TASK BRIEF: Give every line again exactly as it appears, please, but not the pictures.

GIVEN ENTRIES:

──────────────────────────────

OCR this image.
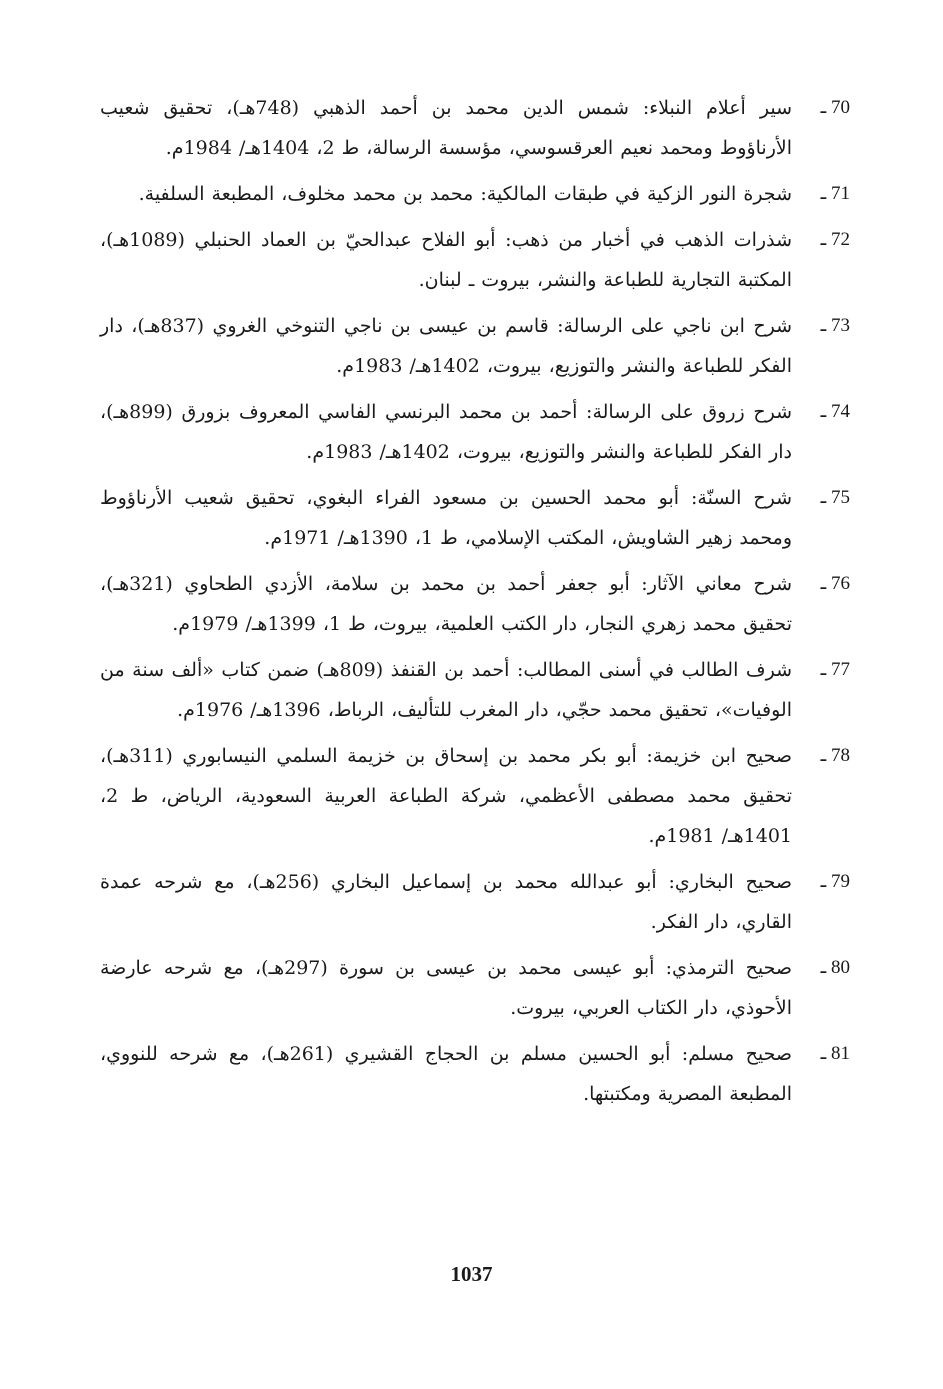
70 ـ
سير أعلام النبلاء: شمس الدين محمد بن أحمد الذهبي (748هـ)، تحقيق شعيب الأرناؤوط ومحمد نعيم العرقسوسي، مؤسسة الرسالة، ط 2، 1404هـ/ 1984م.
71 ـ
شجرة النور الزكية في طبقات المالكية: محمد بن محمد مخلوف، المطبعة السلفية.
72 ـ
شذرات الذهب في أخبار من ذهب: أبو الفلاح عبدالحيّ بن العماد الحنبلي (1089هـ)، المكتبة التجارية للطباعة والنشر، بيروت ـ لبنان.
73 ـ
شرح ابن ناجي على الرسالة: قاسم بن عيسى بن ناجي التنوخي الغروي (837هـ)، دار الفكر للطباعة والنشر والتوزيع، بيروت، 1402هـ/ 1983م.
74 ـ
شرح زروق على الرسالة: أحمد بن محمد البرنسي الفاسي المعروف بزورق (899هـ)، دار الفكر للطباعة والنشر والتوزيع، بيروت، 1402هـ/ 1983م.
75 ـ
شرح السنّة: أبو محمد الحسين بن مسعود الفراء البغوي، تحقيق شعيب الأرناؤوط ومحمد زهير الشاويش، المكتب الإسلامي، ط 1، 1390هـ/ 1971م.
76 ـ
شرح معاني الآثار: أبو جعفر أحمد بن محمد بن سلامة، الأزدي الطحاوي (321هـ)، تحقيق محمد زهري النجار، دار الكتب العلمية، بيروت، ط 1، 1399هـ/ 1979م.
77 ـ
شرف الطالب في أسنى المطالب: أحمد بن القنفذ (809هـ) ضمن كتاب «ألف سنة من الوفيات»، تحقيق محمد حجّي، دار المغرب للتأليف، الرباط، 1396هـ/ 1976م.
78 ـ
صحيح ابن خزيمة: أبو بكر محمد بن إسحاق بن خزيمة السلمي النيسابوري (311هـ)، تحقيق محمد مصطفى الأعظمي، شركة الطباعة العربية السعودية، الرياض، ط 2، 1401هـ/ 1981م.
79 ـ
صحيح البخاري: أبو عبدالله محمد بن إسماعيل البخاري (256هـ)، مع شرحه عمدة القاري، دار الفكر.
80 ـ
صحيح الترمذي: أبو عيسى محمد بن عيسى بن سورة (297هـ)، مع شرحه عارضة الأحوذي، دار الكتاب العربي، بيروت.
81 ـ
صحيح مسلم: أبو الحسين مسلم بن الحجاج القشيري (261هـ)، مع شرحه للنووي، المطبعة المصرية ومكتبتها.
1037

──────────────────────────────

RESULT FOR THIS EXERCISE:
OCR this image.
70 ـ
سير أعلام النبلاء: شمس الدين محمد بن أحمد الذهبي (748هـ)، تحقيق شعيب الأرناؤوط ومحمد نعيم العرقسوسي، مؤسسة الرسالة، ط 2، 1404هـ/ 1984م.
71 ـ
شجرة النور الزكية في طبقات المالكية: محمد بن محمد مخلوف، المطبعة السلفية.
72 ـ
شذرات الذهب في أخبار من ذهب: أبو الفلاح عبدالحيّ بن العماد الحنبلي (1089هـ)، المكتبة التجارية للطباعة والنشر، بيروت ـ لبنان.
73 ـ
شرح ابن ناجي على الرسالة: قاسم بن عيسى بن ناجي التنوخي الغروي (837هـ)، دار الفكر للطباعة والنشر والتوزيع، بيروت، 1402هـ/ 1983م.
74 ـ
شرح زروق على الرسالة: أحمد بن محمد البرنسي الفاسي المعروف بزورق (899هـ)، دار الفكر للطباعة والنشر والتوزيع، بيروت، 1402هـ/ 1983م.
75 ـ
شرح السنّة: أبو محمد الحسين بن مسعود الفراء البغوي، تحقيق شعيب الأرناؤوط ومحمد زهير الشاويش، المكتب الإسلامي، ط 1، 1390هـ/ 1971م.
76 ـ
شرح معاني الآثار: أبو جعفر أحمد بن محمد بن سلامة، الأزدي الطحاوي (321هـ)، تحقيق محمد زهري النجار، دار الكتب العلمية، بيروت، ط 1، 1399هـ/ 1979م.
77 ـ
شرف الطالب في أسنى المطالب: أحمد بن القنفذ (809هـ) ضمن كتاب «ألف سنة من الوفيات»، تحقيق محمد حجّي، دار المغرب للتأليف، الرباط، 1396هـ/ 1976م.
78 ـ
صحيح ابن خزيمة: أبو بكر محمد بن إسحاق بن خزيمة السلمي النيسابوري (311هـ)، تحقيق محمد مصطفى الأعظمي، شركة الطباعة العربية السعودية، الرياض، ط 2، 1401هـ/ 1981م.
79 ـ
صحيح البخاري: أبو عبدالله محمد بن إسماعيل البخاري (256هـ)، مع شرحه عمدة القاري، دار الفكر.
80 ـ
صحيح الترمذي: أبو عيسى محمد بن عيسى بن سورة (297هـ)، مع شرحه عارضة الأحوذي، دار الكتاب العربي، بيروت.
81 ـ
صحيح مسلم: أبو الحسين مسلم بن الحجاج القشيري (261هـ)، مع شرحه للنووي، المطبعة المصرية ومكتبتها.
1037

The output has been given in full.